[Raw records]
======

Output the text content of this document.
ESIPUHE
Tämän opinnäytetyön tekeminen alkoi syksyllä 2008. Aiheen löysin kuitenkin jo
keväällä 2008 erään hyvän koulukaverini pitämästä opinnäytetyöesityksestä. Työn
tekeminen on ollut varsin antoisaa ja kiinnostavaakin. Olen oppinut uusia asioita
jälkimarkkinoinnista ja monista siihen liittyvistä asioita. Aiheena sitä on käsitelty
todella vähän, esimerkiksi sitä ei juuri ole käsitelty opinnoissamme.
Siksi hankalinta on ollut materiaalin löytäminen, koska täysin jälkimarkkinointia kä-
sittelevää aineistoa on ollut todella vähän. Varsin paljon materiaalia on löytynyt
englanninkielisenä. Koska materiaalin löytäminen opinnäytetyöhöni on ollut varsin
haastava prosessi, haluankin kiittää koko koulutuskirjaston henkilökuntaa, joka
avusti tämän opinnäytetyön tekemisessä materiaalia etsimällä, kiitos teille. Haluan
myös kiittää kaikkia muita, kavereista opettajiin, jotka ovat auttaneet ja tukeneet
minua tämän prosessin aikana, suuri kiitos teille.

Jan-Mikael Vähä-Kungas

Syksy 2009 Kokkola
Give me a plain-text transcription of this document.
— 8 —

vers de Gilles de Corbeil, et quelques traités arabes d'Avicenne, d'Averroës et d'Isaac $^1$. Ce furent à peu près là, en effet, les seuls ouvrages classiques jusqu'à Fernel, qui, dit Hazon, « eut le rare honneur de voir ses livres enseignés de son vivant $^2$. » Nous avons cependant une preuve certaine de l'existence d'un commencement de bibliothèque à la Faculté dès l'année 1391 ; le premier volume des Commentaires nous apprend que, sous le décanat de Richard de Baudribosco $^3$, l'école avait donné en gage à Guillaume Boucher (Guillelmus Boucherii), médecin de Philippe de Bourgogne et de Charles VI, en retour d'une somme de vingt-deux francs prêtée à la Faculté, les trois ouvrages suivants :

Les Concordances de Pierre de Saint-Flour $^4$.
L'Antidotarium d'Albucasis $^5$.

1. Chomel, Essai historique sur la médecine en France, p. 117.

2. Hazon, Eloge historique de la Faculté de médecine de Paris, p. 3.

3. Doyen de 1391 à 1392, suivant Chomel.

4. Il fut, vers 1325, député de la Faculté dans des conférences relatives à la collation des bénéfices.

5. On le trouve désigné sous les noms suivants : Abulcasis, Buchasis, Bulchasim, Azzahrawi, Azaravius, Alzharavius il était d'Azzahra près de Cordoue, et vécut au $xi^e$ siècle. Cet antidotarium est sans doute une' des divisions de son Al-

======

Exercise task
Copy the material above verbatim.

Response to the exercise
Output the text content of this document.
ESIPUHE
Tämän opinnäytetyön tekeminen alkoi syksyllä 2008. Aiheen löysin kuitenkin jo
keväällä 2008 erään hyvän koulukaverini pitämästä opinnäytetyöesityksestä. Työn
tekeminen on ollut varsin antoisaa ja kiinnostavaakin. Olen oppinut uusia asioita
jälkimarkkinoinnista ja monista siihen liittyvistä asioita. Aiheena sitä on käsitelty
todella vähän, esimerkiksi sitä ei juuri ole käsitelty opinnoissamme.
Siksi hankalinta on ollut materiaalin löytäminen, koska täysin jälkimarkkinointia kä-
sittelevää aineistoa on ollut todella vähän. Varsin paljon materiaalia on löytynyt
englanninkielisenä. Koska materiaalin löytäminen opinnäytetyöhöni on ollut varsin
haastava prosessi, haluankin kiittää koko koulutuskirjaston henkilökuntaa, joka
avusti tämän opinnäytetyön tekemisessä materiaalia etsimällä, kiitos teille. Haluan
myös kiittää kaikkia muita, kavereista opettajiin, jotka ovat auttaneet ja tukeneet
minua tämän prosessin aikana, suuri kiitos teille.

Jan-Mikael Vähä-Kungas

Syksy 2009 Kokkola
Give me a plain-text transcription of this document.
— 8 —

vers de Gilles de Corbeil, et quelques traités arabes d'Avicenne, d'Averroës et d'Isaac $^1$. Ce furent à peu près là, en effet, les seuls ouvrages classiques jusqu'à Fernel, qui, dit Hazon, « eut le rare honneur de voir ses livres enseignés de son vivant $^2$. » Nous avons cependant une preuve certaine de l'existence d'un commencement de bibliothèque à la Faculté dès l'année 1391 ; le premier volume des Commentaires nous apprend que, sous le décanat de Richard de Baudribosco $^3$, l'école avait donné en gage à Guillaume Boucher (Guillelmus Boucherii), médecin de Philippe de Bourgogne et de Charles VI, en retour d'une somme de vingt-deux francs prêtée à la Faculté, les trois ouvrages suivants :

Les Concordances de Pierre de Saint-Flour $^4$.
L'Antidotarium d'Albucasis $^5$.

1. Chomel, Essai historique sur la médecine en France, p. 117.

2. Hazon, Eloge historique de la Faculté de médecine de Paris, p. 3.

3. Doyen de 1391 à 1392, suivant Chomel.

4. Il fut, vers 1325, député de la Faculté dans des conférences relatives à la collation des bénéfices.

5. On le trouve désigné sous les noms suivants : Abulcasis, Buchasis, Bulchasim, Azzahrawi, Azaravius, Alzharavius il était d'Azzahra près de Cordoue, et vécut au $xi^e$ siècle. Cet antidotarium est sans doute une' des divisions de son Al-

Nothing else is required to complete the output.